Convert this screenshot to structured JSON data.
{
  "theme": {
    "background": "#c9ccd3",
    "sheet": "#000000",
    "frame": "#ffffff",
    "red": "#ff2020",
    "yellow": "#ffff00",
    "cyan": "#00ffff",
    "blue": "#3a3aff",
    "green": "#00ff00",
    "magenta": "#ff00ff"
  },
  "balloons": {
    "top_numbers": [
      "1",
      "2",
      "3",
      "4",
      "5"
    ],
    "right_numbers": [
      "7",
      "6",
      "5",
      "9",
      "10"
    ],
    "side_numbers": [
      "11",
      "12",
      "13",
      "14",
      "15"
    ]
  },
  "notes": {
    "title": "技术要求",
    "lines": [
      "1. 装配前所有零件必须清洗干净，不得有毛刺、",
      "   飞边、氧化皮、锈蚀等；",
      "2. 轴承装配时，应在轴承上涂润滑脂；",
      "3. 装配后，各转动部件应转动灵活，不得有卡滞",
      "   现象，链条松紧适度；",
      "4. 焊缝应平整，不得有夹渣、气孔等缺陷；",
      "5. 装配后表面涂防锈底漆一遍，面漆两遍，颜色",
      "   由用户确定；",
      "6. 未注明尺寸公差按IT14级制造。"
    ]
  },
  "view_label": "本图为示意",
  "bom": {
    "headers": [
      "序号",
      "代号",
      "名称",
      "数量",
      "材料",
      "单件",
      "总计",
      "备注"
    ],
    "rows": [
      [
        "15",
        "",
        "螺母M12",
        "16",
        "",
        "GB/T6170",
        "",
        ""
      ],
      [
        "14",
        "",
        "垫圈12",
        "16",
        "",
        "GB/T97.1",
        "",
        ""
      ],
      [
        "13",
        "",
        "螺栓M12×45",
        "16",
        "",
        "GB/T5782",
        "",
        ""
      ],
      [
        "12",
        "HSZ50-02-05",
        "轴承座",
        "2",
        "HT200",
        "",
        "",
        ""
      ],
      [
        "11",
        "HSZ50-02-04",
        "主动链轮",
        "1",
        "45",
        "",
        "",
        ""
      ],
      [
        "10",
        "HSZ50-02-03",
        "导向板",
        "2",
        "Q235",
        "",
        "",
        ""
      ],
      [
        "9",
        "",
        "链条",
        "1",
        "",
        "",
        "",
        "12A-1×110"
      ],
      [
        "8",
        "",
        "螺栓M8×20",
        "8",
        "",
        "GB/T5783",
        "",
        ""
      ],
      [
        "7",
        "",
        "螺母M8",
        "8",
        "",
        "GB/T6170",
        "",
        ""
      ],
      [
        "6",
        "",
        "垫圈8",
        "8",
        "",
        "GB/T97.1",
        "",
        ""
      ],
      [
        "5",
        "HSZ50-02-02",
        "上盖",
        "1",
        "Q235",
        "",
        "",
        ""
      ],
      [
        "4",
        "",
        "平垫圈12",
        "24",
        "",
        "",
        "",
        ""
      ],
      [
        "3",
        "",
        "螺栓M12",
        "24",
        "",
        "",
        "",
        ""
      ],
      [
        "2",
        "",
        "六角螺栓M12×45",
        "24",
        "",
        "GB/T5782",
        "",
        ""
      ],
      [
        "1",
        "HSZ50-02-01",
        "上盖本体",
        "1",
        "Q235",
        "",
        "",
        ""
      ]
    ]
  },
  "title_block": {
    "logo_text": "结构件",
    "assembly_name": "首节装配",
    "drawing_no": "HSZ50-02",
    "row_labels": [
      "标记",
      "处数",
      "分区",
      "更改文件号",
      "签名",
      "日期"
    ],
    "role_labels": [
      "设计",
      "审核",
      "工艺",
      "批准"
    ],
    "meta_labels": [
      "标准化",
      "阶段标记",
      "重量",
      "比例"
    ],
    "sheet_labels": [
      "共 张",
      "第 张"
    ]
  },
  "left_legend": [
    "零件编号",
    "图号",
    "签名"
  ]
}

§ **Instructions to follow**
Write out all records exactly, keeping every detail.

§ **Answer to the problem**
Convert this screenshot to structured JSON data.
{
  "theme": {
    "background": "#c9ccd3",
    "sheet": "#000000",
    "frame": "#ffffff",
    "red": "#ff2020",
    "yellow": "#ffff00",
    "cyan": "#00ffff",
    "blue": "#3a3aff",
    "green": "#00ff00",
    "magenta": "#ff00ff"
  },
  "balloons": {
    "top_numbers": [
      "1",
      "2",
      "3",
      "4",
      "5"
    ],
    "right_numbers": [
      "7",
      "6",
      "5",
      "9",
      "10"
    ],
    "side_numbers": [
      "11",
      "12",
      "13",
      "14",
      "15"
    ]
  },
  "notes": {
    "title": "技术要求",
    "lines": [
      "1. 装配前所有零件必须清洗干净，不得有毛刺、",
      "   飞边、氧化皮、锈蚀等；",
      "2. 轴承装配时，应在轴承上涂润滑脂；",
      "3. 装配后，各转动部件应转动灵活，不得有卡滞",
      "   现象，链条松紧适度；",
      "4. 焊缝应平整，不得有夹渣、气孔等缺陷；",
      "5. 装配后表面涂防锈底漆一遍，面漆两遍，颜色",
      "   由用户确定；",
      "6. 未注明尺寸公差按IT14级制造。"
    ]
  },
  "view_label": "本图为示意",
  "bom": {
    "headers": [
      "序号",
      "代号",
      "名称",
      "数量",
      "材料",
      "单件",
      "总计",
      "备注"
    ],
    "rows": [
      [
        "15",
        "",
        "螺母M12",
        "16",
        "",
        "GB/T6170",
        "",
        ""
      ],
      [
        "14",
        "",
        "垫圈12",
        "16",
        "",
        "GB/T97.1",
        "",
        ""
      ],
      [
        "13",
        "",
        "螺栓M12×45",
        "16",
        "",
        "GB/T5782",
        "",
        ""
      ],
      [
        "12",
        "HSZ50-02-05",
        "轴承座",
        "2",
        "HT200",
        "",
        "",
        ""
      ],
      [
        "11",
        "HSZ50-02-04",
        "主动链轮",
        "1",
        "45",
        "",
        "",
        ""
      ],
      [
        "10",
        "HSZ50-02-03",
        "导向板",
        "2",
        "Q235",
        "",
        "",
        ""
      ],
      [
        "9",
        "",
        "链条",
        "1",
        "",
        "",
        "",
        "12A-1×110"
      ],
      [
        "8",
        "",
        "螺栓M8×20",
        "8",
        "",
        "GB/T5783",
        "",
        ""
      ],
      [
        "7",
        "",
        "螺母M8",
        "8",
        "",
        "GB/T6170",
        "",
        ""
      ],
      [
        "6",
        "",
        "垫圈8",
        "8",
        "",
        "GB/T97.1",
        "",
        ""
      ],
      [
        "5",
        "HSZ50-02-02",
        "上盖",
        "1",
        "Q235",
        "",
        "",
        ""
      ],
      [
        "4",
        "",
        "平垫圈12",
        "24",
        "",
        "",
        "",
        ""
      ],
      [
        "3",
        "",
        "螺栓M12",
        "24",
        "",
        "",
        "",
        ""
      ],
      [
        "2",
        "",
        "六角螺栓M12×45",
        "24",
        "",
        "GB/T5782",
        "",
        ""
      ],
      [
        "1",
        "HSZ50-02-01",
        "上盖本体",
        "1",
        "Q235",
        "",
        "",
        ""
      ]
    ]
  },
  "title_block": {
    "logo_text": "结构件",
    "assembly_name": "首节装配",
    "drawing_no": "HSZ50-02",
    "row_labels": [
      "标记",
      "处数",
      "分区",
      "更改文件号",
      "签名",
      "日期"
    ],
    "role_labels": [
      "设计",
      "审核",
      "工艺",
      "批准"
    ],
    "meta_labels": [
      "标准化",
      "阶段标记",
      "重量",
      "比例"
    ],
    "sheet_labels": [
      "共 张",
      "第 张"
    ]
  },
  "left_legend": [
    "零件编号",
    "图号",
    "签名"
  ]
}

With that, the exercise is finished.